TASK INSTRUCTIONS:
Your task is to output the data exactly as it stands.

RECORDS:
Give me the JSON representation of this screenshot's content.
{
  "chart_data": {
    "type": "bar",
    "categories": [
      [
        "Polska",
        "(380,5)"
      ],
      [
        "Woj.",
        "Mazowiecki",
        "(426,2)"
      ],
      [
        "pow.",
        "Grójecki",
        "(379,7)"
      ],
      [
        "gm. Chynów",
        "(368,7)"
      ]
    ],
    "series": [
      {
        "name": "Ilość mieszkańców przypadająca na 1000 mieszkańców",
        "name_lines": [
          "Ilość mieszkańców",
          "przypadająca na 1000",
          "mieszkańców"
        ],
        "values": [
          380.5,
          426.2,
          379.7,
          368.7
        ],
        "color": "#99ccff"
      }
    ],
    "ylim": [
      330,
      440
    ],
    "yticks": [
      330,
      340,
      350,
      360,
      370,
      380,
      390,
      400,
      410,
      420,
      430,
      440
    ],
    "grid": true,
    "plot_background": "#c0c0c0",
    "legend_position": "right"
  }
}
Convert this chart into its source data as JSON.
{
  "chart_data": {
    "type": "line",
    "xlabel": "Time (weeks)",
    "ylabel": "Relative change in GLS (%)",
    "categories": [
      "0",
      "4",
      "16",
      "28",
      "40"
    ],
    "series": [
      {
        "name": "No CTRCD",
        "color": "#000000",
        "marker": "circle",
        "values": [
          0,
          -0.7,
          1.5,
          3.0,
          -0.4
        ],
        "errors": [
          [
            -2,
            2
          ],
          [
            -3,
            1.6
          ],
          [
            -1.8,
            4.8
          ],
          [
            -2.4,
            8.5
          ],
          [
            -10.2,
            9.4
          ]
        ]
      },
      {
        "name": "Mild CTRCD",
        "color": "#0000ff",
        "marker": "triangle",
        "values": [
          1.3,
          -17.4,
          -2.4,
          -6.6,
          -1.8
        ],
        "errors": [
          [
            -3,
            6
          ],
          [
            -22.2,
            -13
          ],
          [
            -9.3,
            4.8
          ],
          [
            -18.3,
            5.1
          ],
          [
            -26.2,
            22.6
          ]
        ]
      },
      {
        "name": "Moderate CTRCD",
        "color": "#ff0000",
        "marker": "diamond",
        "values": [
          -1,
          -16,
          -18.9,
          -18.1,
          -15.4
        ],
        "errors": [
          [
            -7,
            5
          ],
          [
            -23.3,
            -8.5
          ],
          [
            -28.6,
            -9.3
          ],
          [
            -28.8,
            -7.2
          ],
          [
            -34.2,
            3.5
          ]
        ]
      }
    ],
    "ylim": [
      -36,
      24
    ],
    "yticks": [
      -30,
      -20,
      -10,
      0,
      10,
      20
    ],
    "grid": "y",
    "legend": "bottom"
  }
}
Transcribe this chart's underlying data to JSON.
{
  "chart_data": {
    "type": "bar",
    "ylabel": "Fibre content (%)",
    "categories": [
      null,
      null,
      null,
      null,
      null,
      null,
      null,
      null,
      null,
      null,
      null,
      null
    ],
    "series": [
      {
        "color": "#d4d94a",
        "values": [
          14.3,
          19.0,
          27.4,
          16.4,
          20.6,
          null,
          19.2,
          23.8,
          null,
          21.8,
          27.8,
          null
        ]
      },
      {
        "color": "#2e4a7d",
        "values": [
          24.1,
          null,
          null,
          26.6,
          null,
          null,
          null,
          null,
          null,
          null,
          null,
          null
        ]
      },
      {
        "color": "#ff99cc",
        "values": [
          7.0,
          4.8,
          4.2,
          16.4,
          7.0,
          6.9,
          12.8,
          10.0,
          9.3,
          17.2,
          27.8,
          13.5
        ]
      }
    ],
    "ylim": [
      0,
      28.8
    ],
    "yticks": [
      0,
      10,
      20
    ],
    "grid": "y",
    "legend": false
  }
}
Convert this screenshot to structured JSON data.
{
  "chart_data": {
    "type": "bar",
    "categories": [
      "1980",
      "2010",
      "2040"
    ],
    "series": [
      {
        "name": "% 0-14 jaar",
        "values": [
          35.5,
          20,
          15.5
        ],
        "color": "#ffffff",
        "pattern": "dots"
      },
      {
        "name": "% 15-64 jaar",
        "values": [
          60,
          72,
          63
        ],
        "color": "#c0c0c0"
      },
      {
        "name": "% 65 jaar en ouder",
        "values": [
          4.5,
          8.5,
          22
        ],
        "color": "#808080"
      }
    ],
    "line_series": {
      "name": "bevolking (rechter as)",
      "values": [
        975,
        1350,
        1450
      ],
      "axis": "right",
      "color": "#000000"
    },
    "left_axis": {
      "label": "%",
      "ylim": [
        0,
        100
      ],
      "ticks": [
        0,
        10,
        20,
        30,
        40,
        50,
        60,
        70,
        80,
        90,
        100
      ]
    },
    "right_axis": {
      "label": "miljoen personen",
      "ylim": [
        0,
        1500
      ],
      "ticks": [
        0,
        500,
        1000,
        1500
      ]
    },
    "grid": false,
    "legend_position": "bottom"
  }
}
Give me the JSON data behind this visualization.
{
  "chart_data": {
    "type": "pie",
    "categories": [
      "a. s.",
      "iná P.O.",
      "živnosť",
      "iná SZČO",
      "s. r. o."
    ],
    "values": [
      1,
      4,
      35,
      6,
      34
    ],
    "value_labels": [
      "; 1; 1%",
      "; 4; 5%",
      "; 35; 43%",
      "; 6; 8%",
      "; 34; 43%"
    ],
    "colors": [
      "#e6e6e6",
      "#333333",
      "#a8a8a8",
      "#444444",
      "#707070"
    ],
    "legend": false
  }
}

RESPONSE:
Give me the JSON representation of this screenshot's content.
{
  "chart_data": {
    "type": "bar",
    "categories": [
      [
        "Polska",
        "(380,5)"
      ],
      [
        "Woj.",
        "Mazowiecki",
        "(426,2)"
      ],
      [
        "pow.",
        "Grójecki",
        "(379,7)"
      ],
      [
        "gm. Chynów",
        "(368,7)"
      ]
    ],
    "series": [
      {
        "name": "Ilość mieszkańców przypadająca na 1000 mieszkańców",
        "name_lines": [
          "Ilość mieszkańców",
          "przypadająca na 1000",
          "mieszkańców"
        ],
        "values": [
          380.5,
          426.2,
          379.7,
          368.7
        ],
        "color": "#99ccff"
      }
    ],
    "ylim": [
      330,
      440
    ],
    "yticks": [
      330,
      340,
      350,
      360,
      370,
      380,
      390,
      400,
      410,
      420,
      430,
      440
    ],
    "grid": true,
    "plot_background": "#c0c0c0",
    "legend_position": "right"
  }
}
Convert this chart into its source data as JSON.
{
  "chart_data": {
    "type": "line",
    "xlabel": "Time (weeks)",
    "ylabel": "Relative change in GLS (%)",
    "categories": [
      "0",
      "4",
      "16",
      "28",
      "40"
    ],
    "series": [
      {
        "name": "No CTRCD",
        "color": "#000000",
        "marker": "circle",
        "values": [
          0,
          -0.7,
          1.5,
          3.0,
          -0.4
        ],
        "errors": [
          [
            -2,
            2
          ],
          [
            -3,
            1.6
          ],
          [
            -1.8,
            4.8
          ],
          [
            -2.4,
            8.5
          ],
          [
            -10.2,
            9.4
          ]
        ]
      },
      {
        "name": "Mild CTRCD",
        "color": "#0000ff",
        "marker": "triangle",
        "values": [
          1.3,
          -17.4,
          -2.4,
          -6.6,
          -1.8
        ],
        "errors": [
          [
            -3,
            6
          ],
          [
            -22.2,
            -13
          ],
          [
            -9.3,
            4.8
          ],
          [
            -18.3,
            5.1
          ],
          [
            -26.2,
            22.6
          ]
        ]
      },
      {
        "name": "Moderate CTRCD",
        "color": "#ff0000",
        "marker": "diamond",
        "values": [
          -1,
          -16,
          -18.9,
          -18.1,
          -15.4
        ],
        "errors": [
          [
            -7,
            5
          ],
          [
            -23.3,
            -8.5
          ],
          [
            -28.6,
            -9.3
          ],
          [
            -28.8,
            -7.2
          ],
          [
            -34.2,
            3.5
          ]
        ]
      }
    ],
    "ylim": [
      -36,
      24
    ],
    "yticks": [
      -30,
      -20,
      -10,
      0,
      10,
      20
    ],
    "grid": "y",
    "legend": "bottom"
  }
}
Transcribe this chart's underlying data to JSON.
{
  "chart_data": {
    "type": "bar",
    "ylabel": "Fibre content (%)",
    "categories": [
      null,
      null,
      null,
      null,
      null,
      null,
      null,
      null,
      null,
      null,
      null,
      null
    ],
    "series": [
      {
        "color": "#d4d94a",
        "values": [
          14.3,
          19.0,
          27.4,
          16.4,
          20.6,
          null,
          19.2,
          23.8,
          null,
          21.8,
          27.8,
          null
        ]
      },
      {
        "color": "#2e4a7d",
        "values": [
          24.1,
          null,
          null,
          26.6,
          null,
          null,
          null,
          null,
          null,
          null,
          null,
          null
        ]
      },
      {
        "color": "#ff99cc",
        "values": [
          7.0,
          4.8,
          4.2,
          16.4,
          7.0,
          6.9,
          12.8,
          10.0,
          9.3,
          17.2,
          27.8,
          13.5
        ]
      }
    ],
    "ylim": [
      0,
      28.8
    ],
    "yticks": [
      0,
      10,
      20
    ],
    "grid": "y",
    "legend": false
  }
}
Convert this screenshot to structured JSON data.
{
  "chart_data": {
    "type": "bar",
    "categories": [
      "1980",
      "2010",
      "2040"
    ],
    "series": [
      {
        "name": "% 0-14 jaar",
        "values": [
          35.5,
          20,
          15.5
        ],
        "color": "#ffffff",
        "pattern": "dots"
      },
      {
        "name": "% 15-64 jaar",
        "values": [
          60,
          72,
          63
        ],
        "color": "#c0c0c0"
      },
      {
        "name": "% 65 jaar en ouder",
        "values": [
          4.5,
          8.5,
          22
        ],
        "color": "#808080"
      }
    ],
    "line_series": {
      "name": "bevolking (rechter as)",
      "values": [
        975,
        1350,
        1450
      ],
      "axis": "right",
      "color": "#000000"
    },
    "left_axis": {
      "label": "%",
      "ylim": [
        0,
        100
      ],
      "ticks": [
        0,
        10,
        20,
        30,
        40,
        50,
        60,
        70,
        80,
        90,
        100
      ]
    },
    "right_axis": {
      "label": "miljoen personen",
      "ylim": [
        0,
        1500
      ],
      "ticks": [
        0,
        500,
        1000,
        1500
      ]
    },
    "grid": false,
    "legend_position": "bottom"
  }
}
Give me the JSON data behind this visualization.
{
  "chart_data": {
    "type": "pie",
    "categories": [
      "a. s.",
      "iná P.O.",
      "živnosť",
      "iná SZČO",
      "s. r. o."
    ],
    "values": [
      1,
      4,
      35,
      6,
      34
    ],
    "value_labels": [
      "; 1; 1%",
      "; 4; 5%",
      "; 35; 43%",
      "; 6; 8%",
      "; 34; 43%"
    ],
    "colors": [
      "#e6e6e6",
      "#333333",
      "#a8a8a8",
      "#444444",
      "#707070"
    ],
    "legend": false
  }
}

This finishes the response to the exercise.